Goal of the exercise> Write out the whole listing again, exactly as given.

----

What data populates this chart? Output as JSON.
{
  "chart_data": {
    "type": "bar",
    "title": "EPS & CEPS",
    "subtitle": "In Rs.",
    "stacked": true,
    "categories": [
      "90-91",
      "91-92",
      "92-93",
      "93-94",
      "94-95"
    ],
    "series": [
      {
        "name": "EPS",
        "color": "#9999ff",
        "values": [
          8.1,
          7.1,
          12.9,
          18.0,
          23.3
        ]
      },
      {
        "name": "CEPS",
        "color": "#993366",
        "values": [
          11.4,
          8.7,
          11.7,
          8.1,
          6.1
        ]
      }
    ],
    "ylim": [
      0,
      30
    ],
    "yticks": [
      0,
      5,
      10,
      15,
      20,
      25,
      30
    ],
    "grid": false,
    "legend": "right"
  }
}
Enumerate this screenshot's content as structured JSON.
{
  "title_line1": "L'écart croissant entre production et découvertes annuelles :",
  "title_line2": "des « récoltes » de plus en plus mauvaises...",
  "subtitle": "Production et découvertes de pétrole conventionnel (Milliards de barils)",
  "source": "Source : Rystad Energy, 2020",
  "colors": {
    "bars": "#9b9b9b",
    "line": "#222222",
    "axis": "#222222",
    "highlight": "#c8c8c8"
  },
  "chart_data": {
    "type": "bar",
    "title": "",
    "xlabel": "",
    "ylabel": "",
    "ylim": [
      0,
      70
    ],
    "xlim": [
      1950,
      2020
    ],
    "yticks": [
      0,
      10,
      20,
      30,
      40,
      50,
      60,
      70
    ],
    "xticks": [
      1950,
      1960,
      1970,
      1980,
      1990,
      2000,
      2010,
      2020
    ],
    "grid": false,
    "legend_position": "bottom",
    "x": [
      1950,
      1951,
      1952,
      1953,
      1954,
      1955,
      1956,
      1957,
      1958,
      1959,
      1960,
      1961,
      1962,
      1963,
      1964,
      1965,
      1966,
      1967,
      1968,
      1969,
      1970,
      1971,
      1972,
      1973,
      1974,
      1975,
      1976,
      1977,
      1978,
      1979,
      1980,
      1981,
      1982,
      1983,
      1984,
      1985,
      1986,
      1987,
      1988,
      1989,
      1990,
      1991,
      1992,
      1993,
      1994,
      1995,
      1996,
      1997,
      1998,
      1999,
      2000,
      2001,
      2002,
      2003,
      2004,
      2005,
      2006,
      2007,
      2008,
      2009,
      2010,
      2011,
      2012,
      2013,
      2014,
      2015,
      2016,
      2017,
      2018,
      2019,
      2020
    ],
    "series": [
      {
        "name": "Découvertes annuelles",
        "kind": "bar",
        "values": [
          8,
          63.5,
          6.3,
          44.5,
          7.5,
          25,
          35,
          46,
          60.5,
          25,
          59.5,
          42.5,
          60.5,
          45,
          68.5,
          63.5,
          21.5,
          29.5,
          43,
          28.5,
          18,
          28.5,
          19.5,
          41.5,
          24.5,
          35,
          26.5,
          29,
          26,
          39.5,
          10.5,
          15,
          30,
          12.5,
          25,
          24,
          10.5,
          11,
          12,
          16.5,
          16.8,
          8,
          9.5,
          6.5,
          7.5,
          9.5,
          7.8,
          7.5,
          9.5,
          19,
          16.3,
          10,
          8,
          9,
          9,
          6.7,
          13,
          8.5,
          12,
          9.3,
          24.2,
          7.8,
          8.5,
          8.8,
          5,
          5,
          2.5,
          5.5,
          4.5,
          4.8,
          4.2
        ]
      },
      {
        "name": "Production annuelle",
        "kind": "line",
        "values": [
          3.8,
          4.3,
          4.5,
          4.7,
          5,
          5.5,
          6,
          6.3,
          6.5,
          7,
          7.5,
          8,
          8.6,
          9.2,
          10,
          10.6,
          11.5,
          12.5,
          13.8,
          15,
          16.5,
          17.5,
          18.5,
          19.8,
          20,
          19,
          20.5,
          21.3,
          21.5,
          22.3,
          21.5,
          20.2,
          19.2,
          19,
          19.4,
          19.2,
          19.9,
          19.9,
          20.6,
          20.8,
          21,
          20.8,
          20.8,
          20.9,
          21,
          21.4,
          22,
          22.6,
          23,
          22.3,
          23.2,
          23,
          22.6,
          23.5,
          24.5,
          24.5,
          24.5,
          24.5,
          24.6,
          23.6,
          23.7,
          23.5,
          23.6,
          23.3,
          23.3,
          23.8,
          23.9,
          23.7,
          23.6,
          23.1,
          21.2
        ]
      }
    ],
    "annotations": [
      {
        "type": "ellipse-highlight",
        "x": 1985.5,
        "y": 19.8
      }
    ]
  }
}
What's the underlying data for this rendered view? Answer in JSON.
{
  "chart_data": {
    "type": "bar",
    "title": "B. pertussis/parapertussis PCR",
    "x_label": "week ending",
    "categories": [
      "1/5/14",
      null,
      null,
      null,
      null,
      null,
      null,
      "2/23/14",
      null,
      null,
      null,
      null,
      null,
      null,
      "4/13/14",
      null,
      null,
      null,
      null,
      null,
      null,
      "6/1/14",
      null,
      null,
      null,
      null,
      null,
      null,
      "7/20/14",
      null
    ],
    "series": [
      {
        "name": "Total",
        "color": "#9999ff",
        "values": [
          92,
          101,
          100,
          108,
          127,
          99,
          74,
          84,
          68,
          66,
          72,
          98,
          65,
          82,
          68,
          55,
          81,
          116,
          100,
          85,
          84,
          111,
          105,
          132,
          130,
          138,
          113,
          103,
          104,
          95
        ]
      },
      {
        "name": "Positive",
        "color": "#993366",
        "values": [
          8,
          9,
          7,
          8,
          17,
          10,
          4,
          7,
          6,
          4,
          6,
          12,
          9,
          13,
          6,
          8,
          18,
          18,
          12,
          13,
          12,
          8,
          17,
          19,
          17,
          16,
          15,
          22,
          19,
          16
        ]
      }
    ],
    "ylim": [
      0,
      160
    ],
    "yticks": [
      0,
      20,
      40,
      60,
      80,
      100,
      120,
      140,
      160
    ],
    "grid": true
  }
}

----

Output>
What data populates this chart? Output as JSON.
{
  "chart_data": {
    "type": "bar",
    "title": "EPS & CEPS",
    "subtitle": "In Rs.",
    "stacked": true,
    "categories": [
      "90-91",
      "91-92",
      "92-93",
      "93-94",
      "94-95"
    ],
    "series": [
      {
        "name": "EPS",
        "color": "#9999ff",
        "values": [
          8.1,
          7.1,
          12.9,
          18.0,
          23.3
        ]
      },
      {
        "name": "CEPS",
        "color": "#993366",
        "values": [
          11.4,
          8.7,
          11.7,
          8.1,
          6.1
        ]
      }
    ],
    "ylim": [
      0,
      30
    ],
    "yticks": [
      0,
      5,
      10,
      15,
      20,
      25,
      30
    ],
    "grid": false,
    "legend": "right"
  }
}
Enumerate this screenshot's content as structured JSON.
{
  "title_line1": "L'écart croissant entre production et découvertes annuelles :",
  "title_line2": "des « récoltes » de plus en plus mauvaises...",
  "subtitle": "Production et découvertes de pétrole conventionnel (Milliards de barils)",
  "source": "Source : Rystad Energy, 2020",
  "colors": {
    "bars": "#9b9b9b",
    "line": "#222222",
    "axis": "#222222",
    "highlight": "#c8c8c8"
  },
  "chart_data": {
    "type": "bar",
    "title": "",
    "xlabel": "",
    "ylabel": "",
    "ylim": [
      0,
      70
    ],
    "xlim": [
      1950,
      2020
    ],
    "yticks": [
      0,
      10,
      20,
      30,
      40,
      50,
      60,
      70
    ],
    "xticks": [
      1950,
      1960,
      1970,
      1980,
      1990,
      2000,
      2010,
      2020
    ],
    "grid": false,
    "legend_position": "bottom",
    "x": [
      1950,
      1951,
      1952,
      1953,
      1954,
      1955,
      1956,
      1957,
      1958,
      1959,
      1960,
      1961,
      1962,
      1963,
      1964,
      1965,
      1966,
      1967,
      1968,
      1969,
      1970,
      1971,
      1972,
      1973,
      1974,
      1975,
      1976,
      1977,
      1978,
      1979,
      1980,
      1981,
      1982,
      1983,
      1984,
      1985,
      1986,
      1987,
      1988,
      1989,
      1990,
      1991,
      1992,
      1993,
      1994,
      1995,
      1996,
      1997,
      1998,
      1999,
      2000,
      2001,
      2002,
      2003,
      2004,
      2005,
      2006,
      2007,
      2008,
      2009,
      2010,
      2011,
      2012,
      2013,
      2014,
      2015,
      2016,
      2017,
      2018,
      2019,
      2020
    ],
    "series": [
      {
        "name": "Découvertes annuelles",
        "kind": "bar",
        "values": [
          8,
          63.5,
          6.3,
          44.5,
          7.5,
          25,
          35,
          46,
          60.5,
          25,
          59.5,
          42.5,
          60.5,
          45,
          68.5,
          63.5,
          21.5,
          29.5,
          43,
          28.5,
          18,
          28.5,
          19.5,
          41.5,
          24.5,
          35,
          26.5,
          29,
          26,
          39.5,
          10.5,
          15,
          30,
          12.5,
          25,
          24,
          10.5,
          11,
          12,
          16.5,
          16.8,
          8,
          9.5,
          6.5,
          7.5,
          9.5,
          7.8,
          7.5,
          9.5,
          19,
          16.3,
          10,
          8,
          9,
          9,
          6.7,
          13,
          8.5,
          12,
          9.3,
          24.2,
          7.8,
          8.5,
          8.8,
          5,
          5,
          2.5,
          5.5,
          4.5,
          4.8,
          4.2
        ]
      },
      {
        "name": "Production annuelle",
        "kind": "line",
        "values": [
          3.8,
          4.3,
          4.5,
          4.7,
          5,
          5.5,
          6,
          6.3,
          6.5,
          7,
          7.5,
          8,
          8.6,
          9.2,
          10,
          10.6,
          11.5,
          12.5,
          13.8,
          15,
          16.5,
          17.5,
          18.5,
          19.8,
          20,
          19,
          20.5,
          21.3,
          21.5,
          22.3,
          21.5,
          20.2,
          19.2,
          19,
          19.4,
          19.2,
          19.9,
          19.9,
          20.6,
          20.8,
          21,
          20.8,
          20.8,
          20.9,
          21,
          21.4,
          22,
          22.6,
          23,
          22.3,
          23.2,
          23,
          22.6,
          23.5,
          24.5,
          24.5,
          24.5,
          24.5,
          24.6,
          23.6,
          23.7,
          23.5,
          23.6,
          23.3,
          23.3,
          23.8,
          23.9,
          23.7,
          23.6,
          23.1,
          21.2
        ]
      }
    ],
    "annotations": [
      {
        "type": "ellipse-highlight",
        "x": 1985.5,
        "y": 19.8
      }
    ]
  }
}
What's the underlying data for this rendered view? Answer in JSON.
{
  "chart_data": {
    "type": "bar",
    "title": "B. pertussis/parapertussis PCR",
    "x_label": "week ending",
    "categories": [
      "1/5/14",
      null,
      null,
      null,
      null,
      null,
      null,
      "2/23/14",
      null,
      null,
      null,
      null,
      null,
      null,
      "4/13/14",
      null,
      null,
      null,
      null,
      null,
      null,
      "6/1/14",
      null,
      null,
      null,
      null,
      null,
      null,
      "7/20/14",
      null
    ],
    "series": [
      {
        "name": "Total",
        "color": "#9999ff",
        "values": [
          92,
          101,
          100,
          108,
          127,
          99,
          74,
          84,
          68,
          66,
          72,
          98,
          65,
          82,
          68,
          55,
          81,
          116,
          100,
          85,
          84,
          111,
          105,
          132,
          130,
          138,
          113,
          103,
          104,
          95
        ]
      },
      {
        "name": "Positive",
        "color": "#993366",
        "values": [
          8,
          9,
          7,
          8,
          17,
          10,
          4,
          7,
          6,
          4,
          6,
          12,
          9,
          13,
          6,
          8,
          18,
          18,
          12,
          13,
          12,
          8,
          17,
          19,
          17,
          16,
          15,
          22,
          19,
          16
        ]
      }
    ],
    "ylim": [
      0,
      160
    ],
    "yticks": [
      0,
      20,
      40,
      60,
      80,
      100,
      120,
      140,
      160
    ],
    "grid": true
  }
}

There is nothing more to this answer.